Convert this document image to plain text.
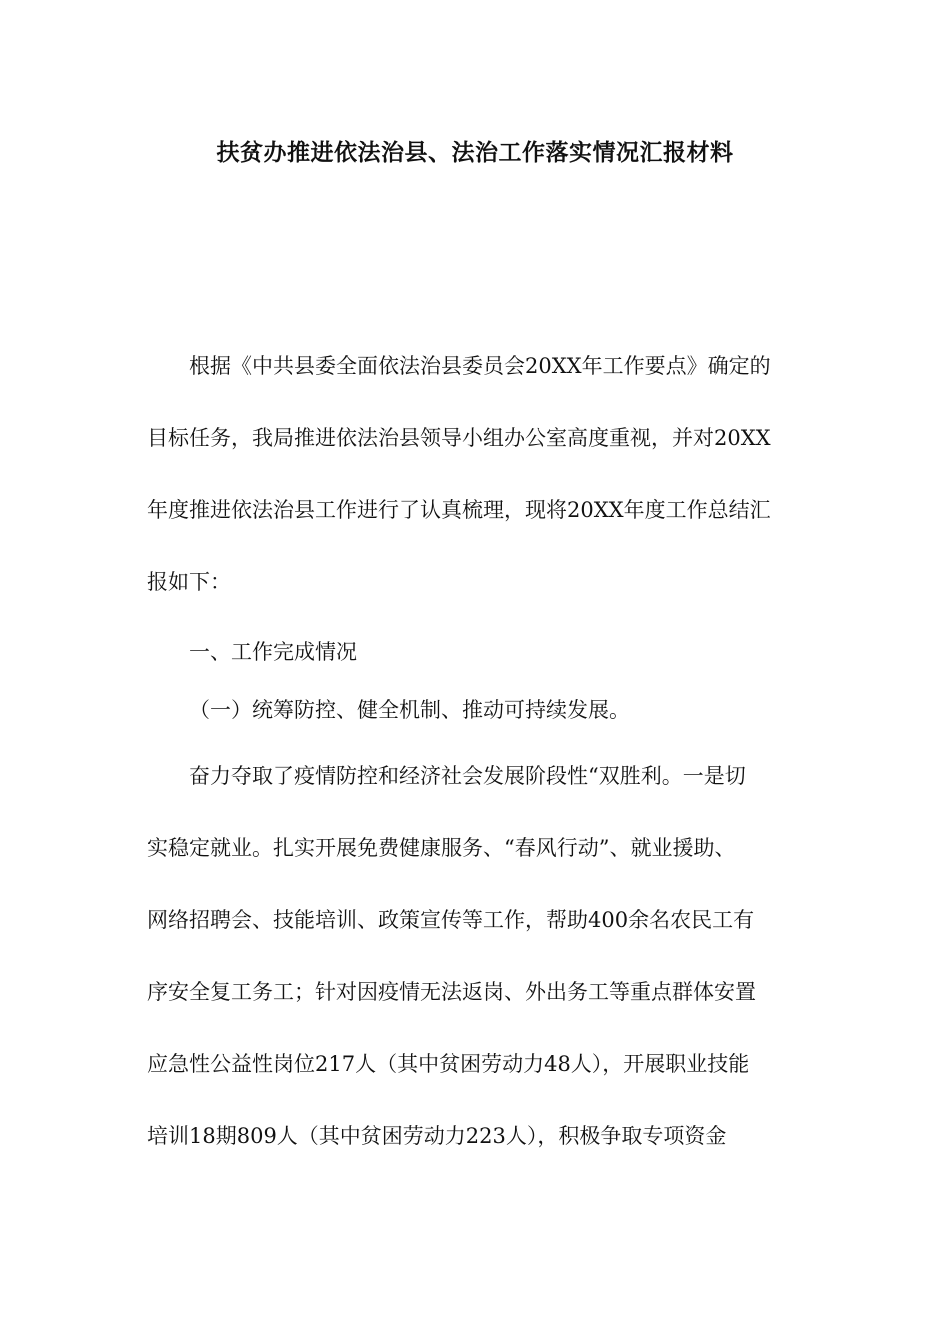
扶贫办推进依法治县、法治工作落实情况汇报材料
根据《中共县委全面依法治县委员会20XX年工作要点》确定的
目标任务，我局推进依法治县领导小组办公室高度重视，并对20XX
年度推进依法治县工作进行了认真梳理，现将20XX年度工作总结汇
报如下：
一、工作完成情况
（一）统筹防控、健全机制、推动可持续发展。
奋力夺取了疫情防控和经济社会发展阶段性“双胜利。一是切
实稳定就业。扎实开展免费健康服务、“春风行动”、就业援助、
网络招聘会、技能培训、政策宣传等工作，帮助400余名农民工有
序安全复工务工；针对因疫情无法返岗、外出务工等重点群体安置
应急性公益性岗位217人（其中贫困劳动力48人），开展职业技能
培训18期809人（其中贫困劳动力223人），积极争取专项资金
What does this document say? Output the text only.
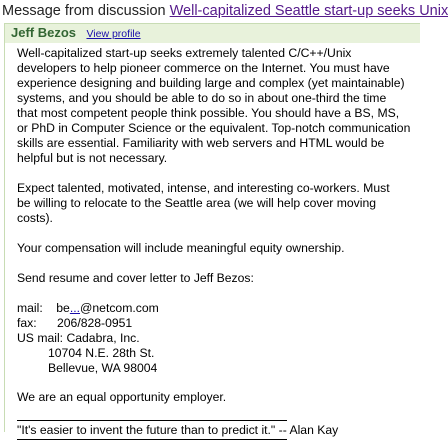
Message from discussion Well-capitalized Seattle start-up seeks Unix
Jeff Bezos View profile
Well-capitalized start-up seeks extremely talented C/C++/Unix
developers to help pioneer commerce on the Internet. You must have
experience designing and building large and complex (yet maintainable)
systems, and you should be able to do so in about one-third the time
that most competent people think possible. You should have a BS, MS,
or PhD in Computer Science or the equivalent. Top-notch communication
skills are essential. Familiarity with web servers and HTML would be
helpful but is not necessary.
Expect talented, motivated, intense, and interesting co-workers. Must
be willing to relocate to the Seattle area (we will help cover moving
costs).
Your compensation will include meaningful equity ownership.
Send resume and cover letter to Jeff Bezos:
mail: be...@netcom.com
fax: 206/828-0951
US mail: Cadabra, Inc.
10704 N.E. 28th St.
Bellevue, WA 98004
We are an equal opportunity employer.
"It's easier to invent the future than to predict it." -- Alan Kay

# JOB
Write the entries above out again exactly, but not the pictures.

# RESULT OF THE TASK
Convert this document image to plain text.
扶贫办推进依法治县、法治工作落实情况汇报材料
根据《中共县委全面依法治县委员会20XX年工作要点》确定的
目标任务，我局推进依法治县领导小组办公室高度重视，并对20XX
年度推进依法治县工作进行了认真梳理，现将20XX年度工作总结汇
报如下：
一、工作完成情况
（一）统筹防控、健全机制、推动可持续发展。
奋力夺取了疫情防控和经济社会发展阶段性“双胜利。一是切
实稳定就业。扎实开展免费健康服务、“春风行动”、就业援助、
网络招聘会、技能培训、政策宣传等工作，帮助400余名农民工有
序安全复工务工；针对因疫情无法返岗、外出务工等重点群体安置
应急性公益性岗位217人（其中贫困劳动力48人），开展职业技能
培训18期809人（其中贫困劳动力223人），积极争取专项资金
What does this document say? Output the text only.
Message from discussion Well-capitalized Seattle start-up seeks Unix
Jeff Bezos View profile
Well-capitalized start-up seeks extremely talented C/C++/Unix
developers to help pioneer commerce on the Internet. You must have
experience designing and building large and complex (yet maintainable)
systems, and you should be able to do so in about one-third the time
that most competent people think possible. You should have a BS, MS,
or PhD in Computer Science or the equivalent. Top-notch communication
skills are essential. Familiarity with web servers and HTML would be
helpful but is not necessary.
Expect talented, motivated, intense, and interesting co-workers. Must
be willing to relocate to the Seattle area (we will help cover moving
costs).
Your compensation will include meaningful equity ownership.
Send resume and cover letter to Jeff Bezos:
mail: be...@netcom.com
fax: 206/828-0951
US mail: Cadabra, Inc.
10704 N.E. 28th St.
Bellevue, WA 98004
We are an equal opportunity employer.
"It's easier to invent the future than to predict it." -- Alan Kay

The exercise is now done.